Structured page parsing data
'''
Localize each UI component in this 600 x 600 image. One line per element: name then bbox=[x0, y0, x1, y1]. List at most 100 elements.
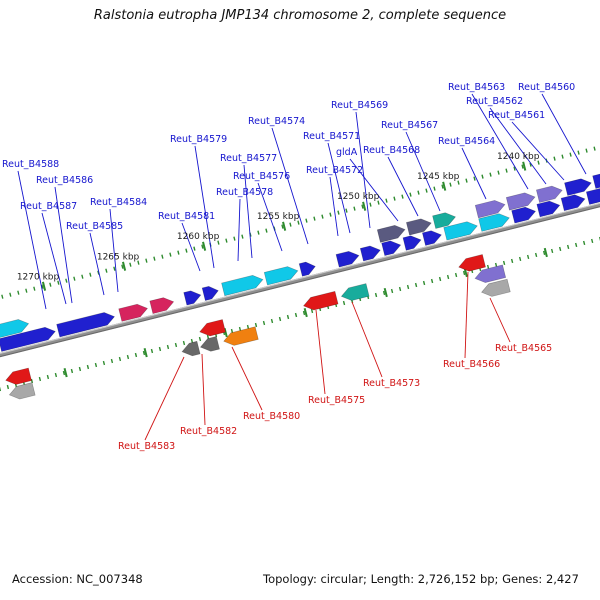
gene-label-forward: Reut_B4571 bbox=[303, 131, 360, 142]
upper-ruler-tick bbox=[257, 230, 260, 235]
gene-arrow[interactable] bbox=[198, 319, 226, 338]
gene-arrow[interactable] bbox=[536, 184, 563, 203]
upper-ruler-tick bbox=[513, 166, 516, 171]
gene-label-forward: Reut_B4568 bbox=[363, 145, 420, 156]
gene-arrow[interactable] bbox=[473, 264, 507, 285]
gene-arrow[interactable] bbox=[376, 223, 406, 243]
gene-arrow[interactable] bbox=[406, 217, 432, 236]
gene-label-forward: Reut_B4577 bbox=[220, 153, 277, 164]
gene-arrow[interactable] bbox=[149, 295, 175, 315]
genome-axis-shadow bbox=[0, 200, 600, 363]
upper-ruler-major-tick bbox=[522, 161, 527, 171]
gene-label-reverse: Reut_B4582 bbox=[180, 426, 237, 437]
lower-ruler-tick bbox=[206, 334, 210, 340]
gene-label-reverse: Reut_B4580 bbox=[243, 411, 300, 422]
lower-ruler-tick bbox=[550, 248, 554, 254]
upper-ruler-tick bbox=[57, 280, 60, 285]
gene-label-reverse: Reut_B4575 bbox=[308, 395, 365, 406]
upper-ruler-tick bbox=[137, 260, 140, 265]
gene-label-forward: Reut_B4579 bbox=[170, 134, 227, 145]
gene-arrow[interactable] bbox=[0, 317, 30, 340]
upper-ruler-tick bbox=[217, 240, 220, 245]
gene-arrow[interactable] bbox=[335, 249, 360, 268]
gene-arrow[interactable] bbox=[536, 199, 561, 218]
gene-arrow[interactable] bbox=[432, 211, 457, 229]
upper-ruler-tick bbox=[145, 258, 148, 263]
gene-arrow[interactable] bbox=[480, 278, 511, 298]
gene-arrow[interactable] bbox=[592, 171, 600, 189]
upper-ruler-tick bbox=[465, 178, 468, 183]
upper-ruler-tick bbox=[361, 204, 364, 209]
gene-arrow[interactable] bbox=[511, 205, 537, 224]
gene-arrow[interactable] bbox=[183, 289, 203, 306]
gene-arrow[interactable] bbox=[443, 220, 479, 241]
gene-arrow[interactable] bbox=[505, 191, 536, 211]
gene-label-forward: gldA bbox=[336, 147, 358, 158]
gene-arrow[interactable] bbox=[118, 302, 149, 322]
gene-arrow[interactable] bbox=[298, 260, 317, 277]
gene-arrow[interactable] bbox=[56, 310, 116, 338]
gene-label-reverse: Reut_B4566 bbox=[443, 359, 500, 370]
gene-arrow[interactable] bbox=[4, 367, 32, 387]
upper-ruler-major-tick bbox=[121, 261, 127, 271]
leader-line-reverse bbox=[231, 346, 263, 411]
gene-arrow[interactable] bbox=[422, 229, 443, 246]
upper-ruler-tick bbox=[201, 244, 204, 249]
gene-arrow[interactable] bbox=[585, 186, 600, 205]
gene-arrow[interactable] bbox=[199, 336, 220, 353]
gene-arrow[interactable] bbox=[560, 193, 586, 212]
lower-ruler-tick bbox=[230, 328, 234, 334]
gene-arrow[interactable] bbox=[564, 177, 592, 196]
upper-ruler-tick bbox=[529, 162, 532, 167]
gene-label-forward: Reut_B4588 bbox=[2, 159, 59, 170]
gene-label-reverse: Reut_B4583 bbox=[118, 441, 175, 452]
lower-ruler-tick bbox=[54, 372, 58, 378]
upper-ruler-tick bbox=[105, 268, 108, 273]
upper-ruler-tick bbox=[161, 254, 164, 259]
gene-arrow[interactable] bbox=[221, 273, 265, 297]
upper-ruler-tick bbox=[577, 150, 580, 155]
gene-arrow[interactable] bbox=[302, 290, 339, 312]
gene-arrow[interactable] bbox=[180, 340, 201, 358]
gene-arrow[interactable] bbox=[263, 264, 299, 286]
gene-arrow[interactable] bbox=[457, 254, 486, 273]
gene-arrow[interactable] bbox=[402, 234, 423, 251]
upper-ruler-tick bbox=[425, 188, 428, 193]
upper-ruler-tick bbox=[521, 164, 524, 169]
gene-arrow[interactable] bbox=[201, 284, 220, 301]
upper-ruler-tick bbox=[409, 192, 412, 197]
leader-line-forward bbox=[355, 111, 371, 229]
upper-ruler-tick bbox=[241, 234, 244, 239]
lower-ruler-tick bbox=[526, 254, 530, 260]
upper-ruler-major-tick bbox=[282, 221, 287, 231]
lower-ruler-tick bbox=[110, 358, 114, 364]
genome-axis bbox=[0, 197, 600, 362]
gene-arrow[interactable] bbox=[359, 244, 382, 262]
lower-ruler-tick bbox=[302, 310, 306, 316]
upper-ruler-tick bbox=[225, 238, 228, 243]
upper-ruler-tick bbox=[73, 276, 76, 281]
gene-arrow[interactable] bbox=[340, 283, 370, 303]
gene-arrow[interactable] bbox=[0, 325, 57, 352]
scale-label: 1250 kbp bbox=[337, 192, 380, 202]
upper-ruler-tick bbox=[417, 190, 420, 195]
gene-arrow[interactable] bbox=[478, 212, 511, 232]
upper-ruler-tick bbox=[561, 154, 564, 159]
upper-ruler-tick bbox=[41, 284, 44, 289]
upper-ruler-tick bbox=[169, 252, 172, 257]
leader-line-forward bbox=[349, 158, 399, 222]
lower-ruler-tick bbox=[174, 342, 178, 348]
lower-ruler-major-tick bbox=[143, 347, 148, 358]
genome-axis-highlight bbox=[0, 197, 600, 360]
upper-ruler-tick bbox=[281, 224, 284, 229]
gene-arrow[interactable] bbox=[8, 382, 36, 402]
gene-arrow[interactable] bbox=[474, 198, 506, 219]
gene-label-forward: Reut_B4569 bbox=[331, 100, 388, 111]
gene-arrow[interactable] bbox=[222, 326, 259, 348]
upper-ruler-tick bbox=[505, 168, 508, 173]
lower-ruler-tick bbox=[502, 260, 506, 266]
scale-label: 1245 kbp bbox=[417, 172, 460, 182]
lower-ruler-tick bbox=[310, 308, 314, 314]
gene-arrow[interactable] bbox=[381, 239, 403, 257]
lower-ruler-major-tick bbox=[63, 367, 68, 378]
'''
◆ Required work: Return every line from the entries that holds the string "genome".

◆ Output below:
genome-axis-shadow bbox=[0, 200, 600, 363]
genome-axis bbox=[0, 197, 600, 362]
genome-axis-highlight bbox=[0, 197, 600, 360]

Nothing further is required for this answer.